Source records
┄┄┄┄┄┄

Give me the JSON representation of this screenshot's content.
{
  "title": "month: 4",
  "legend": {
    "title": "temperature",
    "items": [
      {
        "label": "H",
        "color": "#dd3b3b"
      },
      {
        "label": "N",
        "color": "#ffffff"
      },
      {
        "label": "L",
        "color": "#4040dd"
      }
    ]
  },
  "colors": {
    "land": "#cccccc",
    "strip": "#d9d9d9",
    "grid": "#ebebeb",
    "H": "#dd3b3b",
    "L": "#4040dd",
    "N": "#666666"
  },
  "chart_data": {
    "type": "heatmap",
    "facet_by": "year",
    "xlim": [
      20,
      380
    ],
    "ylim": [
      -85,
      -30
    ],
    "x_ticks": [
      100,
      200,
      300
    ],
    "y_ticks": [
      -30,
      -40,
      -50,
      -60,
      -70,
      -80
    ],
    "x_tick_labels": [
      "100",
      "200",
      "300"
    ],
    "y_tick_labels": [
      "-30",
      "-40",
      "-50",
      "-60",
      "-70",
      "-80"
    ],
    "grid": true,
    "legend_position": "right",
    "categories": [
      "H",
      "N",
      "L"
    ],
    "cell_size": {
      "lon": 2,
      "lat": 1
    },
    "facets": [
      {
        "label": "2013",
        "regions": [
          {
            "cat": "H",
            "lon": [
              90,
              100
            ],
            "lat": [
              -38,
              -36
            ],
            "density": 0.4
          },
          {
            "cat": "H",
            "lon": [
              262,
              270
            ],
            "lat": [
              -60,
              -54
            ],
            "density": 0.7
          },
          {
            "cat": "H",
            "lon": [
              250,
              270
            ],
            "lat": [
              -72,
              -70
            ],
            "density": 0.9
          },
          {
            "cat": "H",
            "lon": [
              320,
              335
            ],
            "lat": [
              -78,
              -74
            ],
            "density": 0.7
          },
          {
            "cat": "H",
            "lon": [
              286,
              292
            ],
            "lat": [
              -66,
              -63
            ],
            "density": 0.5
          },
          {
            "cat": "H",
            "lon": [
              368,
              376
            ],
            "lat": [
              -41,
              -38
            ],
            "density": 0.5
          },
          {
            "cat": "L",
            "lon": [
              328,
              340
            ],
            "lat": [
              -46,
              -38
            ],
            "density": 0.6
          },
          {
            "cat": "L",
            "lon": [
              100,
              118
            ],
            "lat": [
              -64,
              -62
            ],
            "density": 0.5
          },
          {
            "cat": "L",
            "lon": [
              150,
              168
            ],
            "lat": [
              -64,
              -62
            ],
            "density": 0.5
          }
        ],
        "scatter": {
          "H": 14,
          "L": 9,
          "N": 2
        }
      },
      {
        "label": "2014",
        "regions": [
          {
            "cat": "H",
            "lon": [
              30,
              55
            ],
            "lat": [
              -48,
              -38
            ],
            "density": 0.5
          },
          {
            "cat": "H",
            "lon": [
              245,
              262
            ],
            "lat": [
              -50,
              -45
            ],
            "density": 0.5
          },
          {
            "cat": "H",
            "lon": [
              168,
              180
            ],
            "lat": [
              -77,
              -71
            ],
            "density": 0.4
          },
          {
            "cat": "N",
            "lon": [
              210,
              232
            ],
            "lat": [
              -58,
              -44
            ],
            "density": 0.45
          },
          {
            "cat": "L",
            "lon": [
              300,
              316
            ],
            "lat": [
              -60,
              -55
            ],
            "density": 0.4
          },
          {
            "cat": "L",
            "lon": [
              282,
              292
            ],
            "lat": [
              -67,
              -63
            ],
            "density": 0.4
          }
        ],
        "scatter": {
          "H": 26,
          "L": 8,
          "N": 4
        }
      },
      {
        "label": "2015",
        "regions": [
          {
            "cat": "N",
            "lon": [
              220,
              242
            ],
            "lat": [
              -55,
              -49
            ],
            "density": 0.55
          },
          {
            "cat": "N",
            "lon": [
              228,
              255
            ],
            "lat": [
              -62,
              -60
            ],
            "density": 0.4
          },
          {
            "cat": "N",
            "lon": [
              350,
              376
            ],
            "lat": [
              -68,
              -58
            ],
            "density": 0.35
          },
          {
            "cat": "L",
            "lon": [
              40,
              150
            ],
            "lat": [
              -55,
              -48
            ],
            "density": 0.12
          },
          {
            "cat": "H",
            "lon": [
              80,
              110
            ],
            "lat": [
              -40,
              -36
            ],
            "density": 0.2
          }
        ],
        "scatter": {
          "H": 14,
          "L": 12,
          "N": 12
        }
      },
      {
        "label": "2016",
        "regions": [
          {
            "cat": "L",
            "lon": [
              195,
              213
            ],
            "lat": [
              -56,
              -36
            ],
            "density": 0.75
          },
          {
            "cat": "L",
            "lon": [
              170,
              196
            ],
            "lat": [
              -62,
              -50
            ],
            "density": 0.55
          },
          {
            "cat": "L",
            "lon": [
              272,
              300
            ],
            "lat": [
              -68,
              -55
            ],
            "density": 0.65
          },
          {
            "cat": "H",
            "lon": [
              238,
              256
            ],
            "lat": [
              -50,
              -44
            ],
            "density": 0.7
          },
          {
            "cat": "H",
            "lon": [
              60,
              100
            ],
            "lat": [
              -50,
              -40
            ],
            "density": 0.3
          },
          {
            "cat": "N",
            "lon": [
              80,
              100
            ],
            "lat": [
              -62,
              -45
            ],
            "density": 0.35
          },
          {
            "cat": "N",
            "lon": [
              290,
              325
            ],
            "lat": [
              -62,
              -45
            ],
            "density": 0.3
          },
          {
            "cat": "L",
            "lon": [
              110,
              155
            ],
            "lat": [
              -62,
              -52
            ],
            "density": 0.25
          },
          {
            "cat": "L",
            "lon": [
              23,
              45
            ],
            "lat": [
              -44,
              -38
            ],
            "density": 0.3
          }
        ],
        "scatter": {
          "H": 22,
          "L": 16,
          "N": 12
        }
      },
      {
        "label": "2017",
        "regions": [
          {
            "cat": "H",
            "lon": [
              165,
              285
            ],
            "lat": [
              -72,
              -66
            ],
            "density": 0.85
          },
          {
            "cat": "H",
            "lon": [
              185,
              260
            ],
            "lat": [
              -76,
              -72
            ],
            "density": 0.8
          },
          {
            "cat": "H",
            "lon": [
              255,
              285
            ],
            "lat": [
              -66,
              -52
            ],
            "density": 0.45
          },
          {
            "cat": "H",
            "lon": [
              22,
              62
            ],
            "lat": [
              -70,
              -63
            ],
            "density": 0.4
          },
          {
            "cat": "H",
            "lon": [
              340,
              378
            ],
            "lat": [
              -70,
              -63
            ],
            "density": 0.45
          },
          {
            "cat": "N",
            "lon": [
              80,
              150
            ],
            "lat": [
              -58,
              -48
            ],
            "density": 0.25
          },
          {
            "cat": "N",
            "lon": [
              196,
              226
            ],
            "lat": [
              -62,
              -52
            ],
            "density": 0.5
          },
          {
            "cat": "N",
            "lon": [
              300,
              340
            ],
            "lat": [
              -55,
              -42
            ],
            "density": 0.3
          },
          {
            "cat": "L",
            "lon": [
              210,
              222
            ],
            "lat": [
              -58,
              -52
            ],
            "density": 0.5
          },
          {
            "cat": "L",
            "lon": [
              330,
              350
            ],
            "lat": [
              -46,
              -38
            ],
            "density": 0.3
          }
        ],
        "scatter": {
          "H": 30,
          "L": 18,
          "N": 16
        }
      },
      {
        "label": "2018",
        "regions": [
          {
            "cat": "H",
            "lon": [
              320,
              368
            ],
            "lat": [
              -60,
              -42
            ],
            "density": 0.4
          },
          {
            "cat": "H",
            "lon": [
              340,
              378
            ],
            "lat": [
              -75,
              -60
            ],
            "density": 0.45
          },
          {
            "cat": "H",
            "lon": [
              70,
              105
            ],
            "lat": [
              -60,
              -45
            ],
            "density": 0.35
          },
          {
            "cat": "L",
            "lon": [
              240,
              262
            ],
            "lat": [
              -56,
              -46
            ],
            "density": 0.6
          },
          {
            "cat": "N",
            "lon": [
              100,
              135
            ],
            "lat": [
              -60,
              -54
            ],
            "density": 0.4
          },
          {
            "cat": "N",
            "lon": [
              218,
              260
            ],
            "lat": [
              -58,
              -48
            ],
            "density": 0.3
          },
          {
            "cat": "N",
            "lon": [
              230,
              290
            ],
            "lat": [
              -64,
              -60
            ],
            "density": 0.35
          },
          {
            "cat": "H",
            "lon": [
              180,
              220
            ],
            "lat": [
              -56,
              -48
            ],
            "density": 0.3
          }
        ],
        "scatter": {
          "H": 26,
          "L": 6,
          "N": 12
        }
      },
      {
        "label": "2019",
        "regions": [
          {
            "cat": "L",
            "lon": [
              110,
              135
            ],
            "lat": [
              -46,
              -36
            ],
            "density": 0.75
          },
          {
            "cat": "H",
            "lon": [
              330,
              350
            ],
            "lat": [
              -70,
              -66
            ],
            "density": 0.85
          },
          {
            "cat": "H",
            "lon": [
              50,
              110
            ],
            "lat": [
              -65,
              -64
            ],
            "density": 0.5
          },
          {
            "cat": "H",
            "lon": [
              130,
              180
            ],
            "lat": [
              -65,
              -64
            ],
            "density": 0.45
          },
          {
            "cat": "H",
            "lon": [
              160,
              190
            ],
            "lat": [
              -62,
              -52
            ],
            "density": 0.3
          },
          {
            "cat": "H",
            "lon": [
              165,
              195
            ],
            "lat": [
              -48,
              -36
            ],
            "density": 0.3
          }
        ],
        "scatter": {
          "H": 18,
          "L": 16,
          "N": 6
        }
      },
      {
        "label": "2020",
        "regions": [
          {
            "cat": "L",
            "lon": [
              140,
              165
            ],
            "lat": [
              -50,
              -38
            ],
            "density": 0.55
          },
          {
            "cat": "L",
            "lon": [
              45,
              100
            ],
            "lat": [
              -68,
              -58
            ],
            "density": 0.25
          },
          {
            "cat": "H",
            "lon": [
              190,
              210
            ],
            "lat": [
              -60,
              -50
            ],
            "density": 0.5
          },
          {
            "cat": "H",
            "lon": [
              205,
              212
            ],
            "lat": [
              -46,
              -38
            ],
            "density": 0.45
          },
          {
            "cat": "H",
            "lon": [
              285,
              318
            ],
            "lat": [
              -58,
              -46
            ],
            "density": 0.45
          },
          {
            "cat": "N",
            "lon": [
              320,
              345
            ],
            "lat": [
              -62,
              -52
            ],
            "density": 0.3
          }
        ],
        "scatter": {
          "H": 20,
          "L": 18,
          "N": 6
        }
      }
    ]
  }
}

┄┄┄┄┄┄

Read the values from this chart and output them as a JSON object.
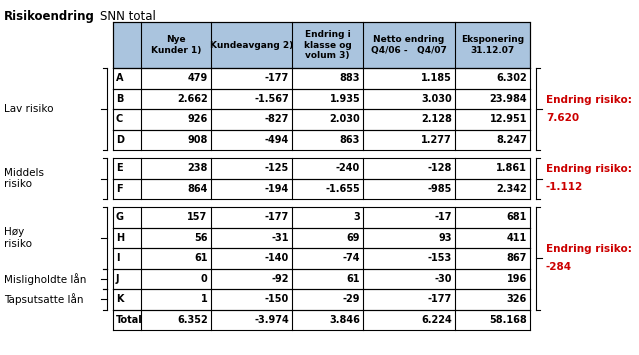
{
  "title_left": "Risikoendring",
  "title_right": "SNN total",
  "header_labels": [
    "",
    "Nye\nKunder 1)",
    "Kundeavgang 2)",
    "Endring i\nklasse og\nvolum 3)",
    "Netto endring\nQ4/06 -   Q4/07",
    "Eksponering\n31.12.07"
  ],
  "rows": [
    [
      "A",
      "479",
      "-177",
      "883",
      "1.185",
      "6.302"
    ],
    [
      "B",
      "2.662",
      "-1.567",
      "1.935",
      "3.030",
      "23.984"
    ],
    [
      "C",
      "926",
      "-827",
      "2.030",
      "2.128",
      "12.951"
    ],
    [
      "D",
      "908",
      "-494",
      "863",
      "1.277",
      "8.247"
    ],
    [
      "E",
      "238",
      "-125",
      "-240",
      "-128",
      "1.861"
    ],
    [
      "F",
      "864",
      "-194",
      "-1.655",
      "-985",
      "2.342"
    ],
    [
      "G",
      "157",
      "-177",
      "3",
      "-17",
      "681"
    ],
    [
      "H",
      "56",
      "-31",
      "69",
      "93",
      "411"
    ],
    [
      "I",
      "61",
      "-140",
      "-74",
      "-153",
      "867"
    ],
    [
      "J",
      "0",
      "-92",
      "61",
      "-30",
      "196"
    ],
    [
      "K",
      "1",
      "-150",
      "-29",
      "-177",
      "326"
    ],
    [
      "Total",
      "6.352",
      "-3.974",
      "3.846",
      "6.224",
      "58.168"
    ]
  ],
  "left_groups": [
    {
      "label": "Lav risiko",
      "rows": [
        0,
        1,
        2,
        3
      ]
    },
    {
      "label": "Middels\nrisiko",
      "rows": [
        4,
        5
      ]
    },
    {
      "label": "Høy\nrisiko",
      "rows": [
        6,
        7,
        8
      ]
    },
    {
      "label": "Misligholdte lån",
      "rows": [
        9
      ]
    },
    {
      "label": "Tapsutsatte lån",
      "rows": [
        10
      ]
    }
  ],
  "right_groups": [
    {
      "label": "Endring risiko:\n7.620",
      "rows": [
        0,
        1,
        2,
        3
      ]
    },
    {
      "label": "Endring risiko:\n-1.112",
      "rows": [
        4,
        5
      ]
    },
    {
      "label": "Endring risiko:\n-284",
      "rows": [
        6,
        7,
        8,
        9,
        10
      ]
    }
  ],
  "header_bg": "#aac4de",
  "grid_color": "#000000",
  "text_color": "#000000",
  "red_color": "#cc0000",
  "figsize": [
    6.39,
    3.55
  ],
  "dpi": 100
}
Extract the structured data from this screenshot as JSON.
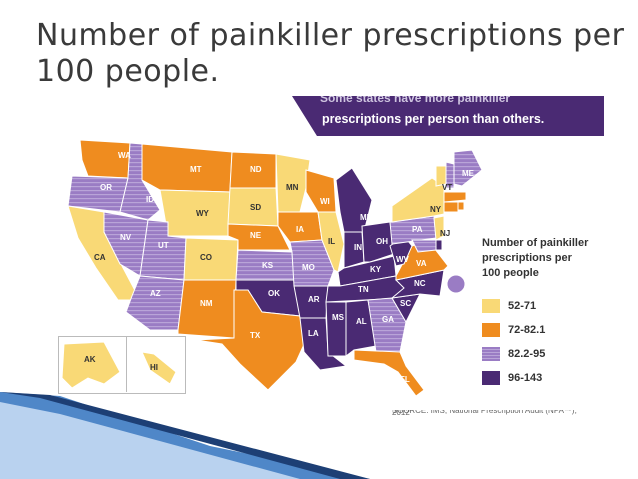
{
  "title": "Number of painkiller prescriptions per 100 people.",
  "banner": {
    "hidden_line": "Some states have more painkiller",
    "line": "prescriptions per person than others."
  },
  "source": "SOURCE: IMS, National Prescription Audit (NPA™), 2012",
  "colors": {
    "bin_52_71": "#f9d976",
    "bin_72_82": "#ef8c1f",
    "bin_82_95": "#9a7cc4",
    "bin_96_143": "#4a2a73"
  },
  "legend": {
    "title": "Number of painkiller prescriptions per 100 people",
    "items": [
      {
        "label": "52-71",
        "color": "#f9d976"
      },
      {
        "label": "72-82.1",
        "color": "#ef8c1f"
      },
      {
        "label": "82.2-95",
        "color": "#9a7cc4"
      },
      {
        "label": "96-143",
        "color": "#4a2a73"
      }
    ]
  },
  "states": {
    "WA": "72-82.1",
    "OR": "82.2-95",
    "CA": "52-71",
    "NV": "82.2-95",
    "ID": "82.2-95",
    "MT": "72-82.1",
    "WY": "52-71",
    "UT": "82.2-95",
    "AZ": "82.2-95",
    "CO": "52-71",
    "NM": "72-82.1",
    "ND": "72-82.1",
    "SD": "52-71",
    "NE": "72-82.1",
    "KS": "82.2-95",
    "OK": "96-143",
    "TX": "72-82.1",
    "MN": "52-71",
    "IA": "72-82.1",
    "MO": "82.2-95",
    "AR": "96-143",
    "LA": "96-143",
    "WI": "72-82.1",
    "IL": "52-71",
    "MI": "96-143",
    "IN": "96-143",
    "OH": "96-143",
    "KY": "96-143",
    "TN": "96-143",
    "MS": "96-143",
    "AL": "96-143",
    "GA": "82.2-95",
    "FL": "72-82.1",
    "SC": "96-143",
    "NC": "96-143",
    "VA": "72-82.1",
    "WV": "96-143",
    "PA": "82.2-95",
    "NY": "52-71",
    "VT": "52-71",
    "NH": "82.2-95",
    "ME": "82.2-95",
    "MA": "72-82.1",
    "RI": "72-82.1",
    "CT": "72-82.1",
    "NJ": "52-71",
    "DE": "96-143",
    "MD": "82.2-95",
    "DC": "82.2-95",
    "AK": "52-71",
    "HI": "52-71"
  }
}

┄┄┄┄┄┄

Exercise details: Determine how many lines above contain "this" as a word or string. Give the number alone.

Output: 3